╔══

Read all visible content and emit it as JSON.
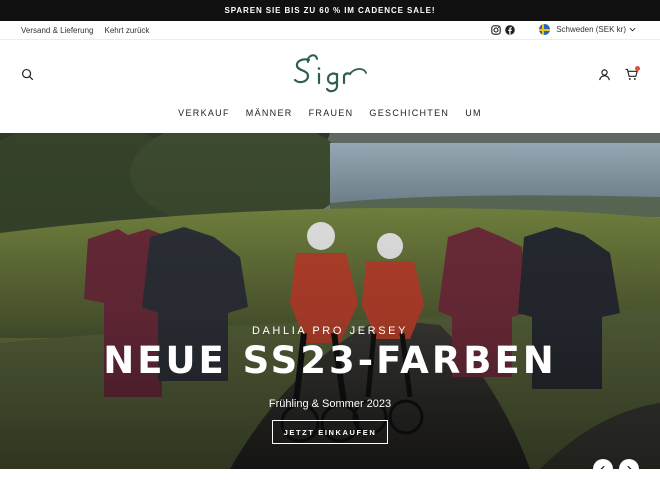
{
  "promo": {
    "text": "SPAREN SIE BIS ZU 60 % IM CADENCE SALE!"
  },
  "utility": {
    "links": [
      "Versand & Lieferung",
      "Kehrt zurück"
    ],
    "social_icons": [
      "instagram-icon",
      "facebook-icon"
    ],
    "currency_label": "Schweden (SEK kr)",
    "flag": "sweden-flag-icon"
  },
  "header": {
    "logo_text": "Sigr",
    "icons": [
      "search-icon",
      "user-icon",
      "cart-icon"
    ],
    "cart_badge_color": "#e84b3c"
  },
  "nav": {
    "items": [
      "VERKAUF",
      "MÄNNER",
      "FRAUEN",
      "GESCHICHTEN",
      "UM"
    ]
  },
  "hero": {
    "eyebrow": "DAHLIA PRO JERSEY",
    "title": "NEUE SS23-FARBEN",
    "subtitle": "Frühling & Sommer 2023",
    "cta": "JETZT EINKAUFEN",
    "prev_icon": "chevron-left-icon",
    "next_icon": "chevron-right-icon"
  },
  "colors": {
    "promo_bg": "#111111",
    "brand": "#2f5d54",
    "text": "#222222"
  }
}
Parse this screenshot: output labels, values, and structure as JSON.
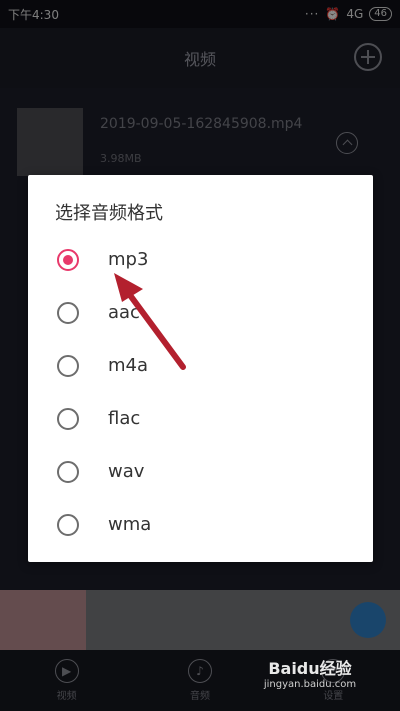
{
  "status_bar": {
    "time": "下午4:30",
    "dots": "···",
    "alarm_icon": "alarm-icon",
    "network": "4G",
    "battery": "46"
  },
  "app_header": {
    "title": "视频"
  },
  "file_item": {
    "name": "2019-09-05-162845908.mp4",
    "size": "3.98MB"
  },
  "dialog": {
    "title": "选择音频格式",
    "options": [
      {
        "label": "mp3",
        "checked": true
      },
      {
        "label": "aac",
        "checked": false
      },
      {
        "label": "m4a",
        "checked": false
      },
      {
        "label": "flac",
        "checked": false
      },
      {
        "label": "wav",
        "checked": false
      },
      {
        "label": "wma",
        "checked": false
      }
    ]
  },
  "bottom_nav": {
    "items": [
      {
        "label": "视频",
        "icon": "play-icon"
      },
      {
        "label": "音频",
        "icon": "music-note-icon"
      },
      {
        "label": "设置",
        "icon": "gear-icon"
      }
    ]
  },
  "watermark": {
    "top": "Baidu经验",
    "bottom": "jingyan.baidu.com"
  },
  "colors": {
    "accent": "#e8396b",
    "arrow": "#b3202e"
  }
}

╚══

Using the material above, set down every line exactly, but skip the pictures.

Read all visible content and emit it as JSON.
{
  "promo": {
    "text": "SPAREN SIE BIS ZU 60 % IM CADENCE SALE!"
  },
  "utility": {
    "links": [
      "Versand & Lieferung",
      "Kehrt zurück"
    ],
    "social_icons": [
      "instagram-icon",
      "facebook-icon"
    ],
    "currency_label": "Schweden (SEK kr)",
    "flag": "sweden-flag-icon"
  },
  "header": {
    "logo_text": "Sigr",
    "icons": [
      "search-icon",
      "user-icon",
      "cart-icon"
    ],
    "cart_badge_color": "#e84b3c"
  },
  "nav": {
    "items": [
      "VERKAUF",
      "MÄNNER",
      "FRAUEN",
      "GESCHICHTEN",
      "UM"
    ]
  },
  "hero": {
    "eyebrow": "DAHLIA PRO JERSEY",
    "title": "NEUE SS23-FARBEN",
    "subtitle": "Frühling & Sommer 2023",
    "cta": "JETZT EINKAUFEN",
    "prev_icon": "chevron-left-icon",
    "next_icon": "chevron-right-icon"
  },
  "colors": {
    "promo_bg": "#111111",
    "brand": "#2f5d54",
    "text": "#222222"
  }
}
Parse this screenshot: output labels, values, and structure as JSON.
{
  "status_bar": {
    "time": "下午4:30",
    "dots": "···",
    "alarm_icon": "alarm-icon",
    "network": "4G",
    "battery": "46"
  },
  "app_header": {
    "title": "视频"
  },
  "file_item": {
    "name": "2019-09-05-162845908.mp4",
    "size": "3.98MB"
  },
  "dialog": {
    "title": "选择音频格式",
    "options": [
      {
        "label": "mp3",
        "checked": true
      },
      {
        "label": "aac",
        "checked": false
      },
      {
        "label": "m4a",
        "checked": false
      },
      {
        "label": "flac",
        "checked": false
      },
      {
        "label": "wav",
        "checked": false
      },
      {
        "label": "wma",
        "checked": false
      }
    ]
  },
  "bottom_nav": {
    "items": [
      {
        "label": "视频",
        "icon": "play-icon"
      },
      {
        "label": "音频",
        "icon": "music-note-icon"
      },
      {
        "label": "设置",
        "icon": "gear-icon"
      }
    ]
  },
  "watermark": {
    "top": "Baidu经验",
    "bottom": "jingyan.baidu.com"
  },
  "colors": {
    "accent": "#e8396b",
    "arrow": "#b3202e"
  }
}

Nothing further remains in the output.